**Task to carry out**
Check each line of the listing below for the string "Spitzberg", and copy the ones that have it.

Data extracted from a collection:
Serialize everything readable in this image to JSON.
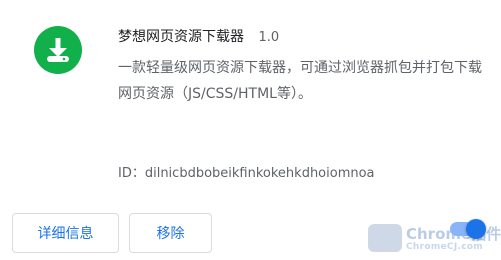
{
  "extension": {
    "name": "梦想网页资源下载器",
    "version": "1.0",
    "description": "一款轻量级网页资源下载器，可通过浏览器抓包并打包下载网页资源（JS/CSS/HTML等）。",
    "id_text": "ID：dilnicbdbobeikfinkokehkdhoiomnoa",
    "icon": "download-icon",
    "icon_color": "#12b04a"
  },
  "actions": {
    "details_label": "详细信息",
    "remove_label": "移除"
  },
  "toggle": {
    "enabled": true,
    "accent": "#1a73e8"
  },
  "watermark": {
    "brand": "Chrome插件",
    "sub": "ChromeCJ.com"
  }
}
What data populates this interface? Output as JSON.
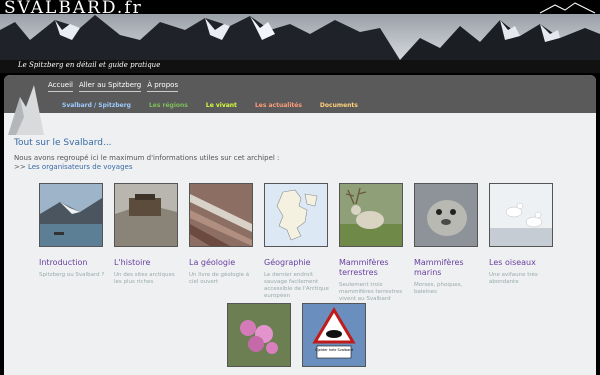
{
  "site": {
    "logo": "SVALBARD.fr",
    "tagline": "Le Spitzberg en détail et guide pratique"
  },
  "nav": {
    "top": [
      "Accueil",
      "Aller au Spitzberg",
      "À propos"
    ],
    "sub": [
      {
        "label": "Svalbard / Spitzberg",
        "color": "#9ecbff"
      },
      {
        "label": "Les régions",
        "color": "#7fbf5a"
      },
      {
        "label": "Le vivant",
        "color": "#d8ff3a"
      },
      {
        "label": "Les actualités",
        "color": "#ff9c7a"
      },
      {
        "label": "Documents",
        "color": "#ffd27a"
      }
    ]
  },
  "main": {
    "heading": "Tout sur le Svalbard...",
    "intro": "Nous avons regroupé ici le maximum d'informations utiles sur cet archipel :",
    "arrow": ">>",
    "link": "Les organisateurs de voyages"
  },
  "cards": [
    {
      "title": "Introduction",
      "desc": "Spitzberg ou Svalbard ?",
      "icon": "glacier-photo"
    },
    {
      "title": "L'histoire",
      "desc": "Un des sites arctiques les plus riches",
      "icon": "hut-photo"
    },
    {
      "title": "La géologie",
      "desc": "Un livre de géologie à ciel ouvert",
      "icon": "rock-strata-photo"
    },
    {
      "title": "Géographie",
      "desc": "Le dernier endroit sauvage facilement accessible de l'Arctique européen",
      "icon": "map"
    },
    {
      "title": "Mammifères terrestres",
      "desc": "Seulement trois mammifères terrestres vivent au Svalbard",
      "icon": "reindeer-photo"
    },
    {
      "title": "Mammifères marins",
      "desc": "Morses, phoques, baleines",
      "icon": "seal-photo"
    },
    {
      "title": "Les oiseaux",
      "desc": "Une avifaune très abondante",
      "icon": "ivory-gull-photo"
    },
    {
      "title": "",
      "desc": "",
      "icon": "flowers-photo"
    },
    {
      "title": "",
      "desc": "",
      "icon": "polar-bear-sign"
    }
  ],
  "sign_text": "Gjelder hele Svalbard"
}
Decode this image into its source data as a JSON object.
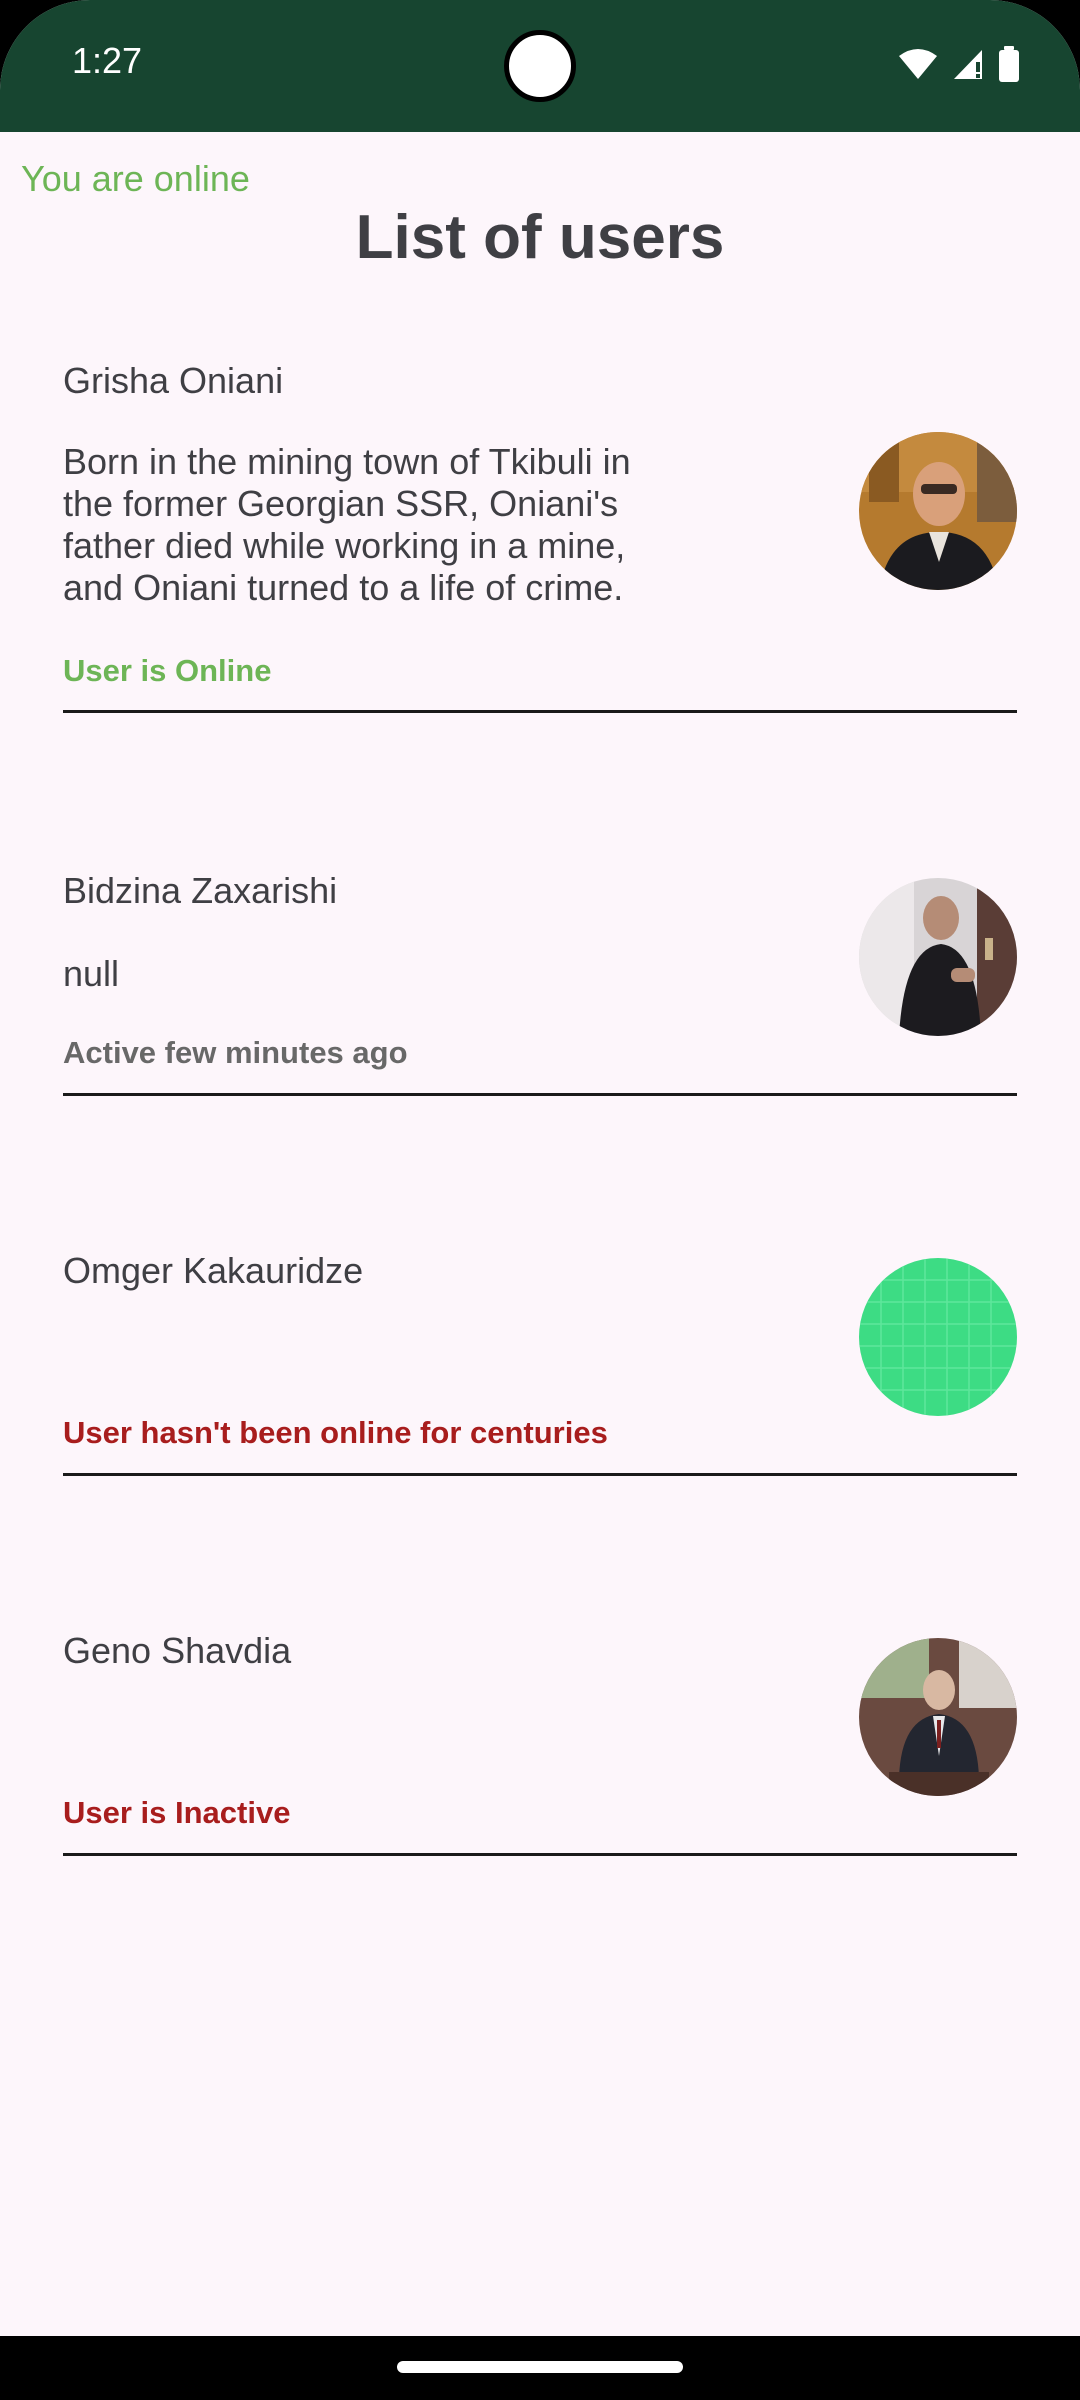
{
  "status_bar": {
    "time": "1:27",
    "icons": [
      "wifi-icon",
      "signal-icon",
      "battery-icon"
    ],
    "background": "#174530"
  },
  "connection_banner": "You are online",
  "page_title": "List of users",
  "users": [
    {
      "name": "Grisha Oniani",
      "bio": "Born in the mining town of Tkibuli in the former Georgian SSR, Oniani's father died while working in a mine, and Oniani turned to a life of crime.",
      "status": "User is Online",
      "status_color": "#6db556",
      "avatar": "photo"
    },
    {
      "name": "Bidzina Zaxarishi",
      "bio": "null",
      "status": "Active few minutes ago",
      "status_color": "#686868",
      "avatar": "photo"
    },
    {
      "name": "Omger Kakauridze",
      "bio": "",
      "status": "User hasn't been online for centuries",
      "status_color": "#a81d1d",
      "avatar": "placeholder-green"
    },
    {
      "name": "Geno Shavdia",
      "bio": "",
      "status": "User is Inactive",
      "status_color": "#a81d1d",
      "avatar": "photo"
    }
  ]
}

**Response to the task**
    "tagline": "Le Spitzberg en détail et guide pratique"
      "Aller au Spitzberg",
        "label": "Svalbard / Spitzberg",
      "desc": "Spitzberg ou Svalbard ?",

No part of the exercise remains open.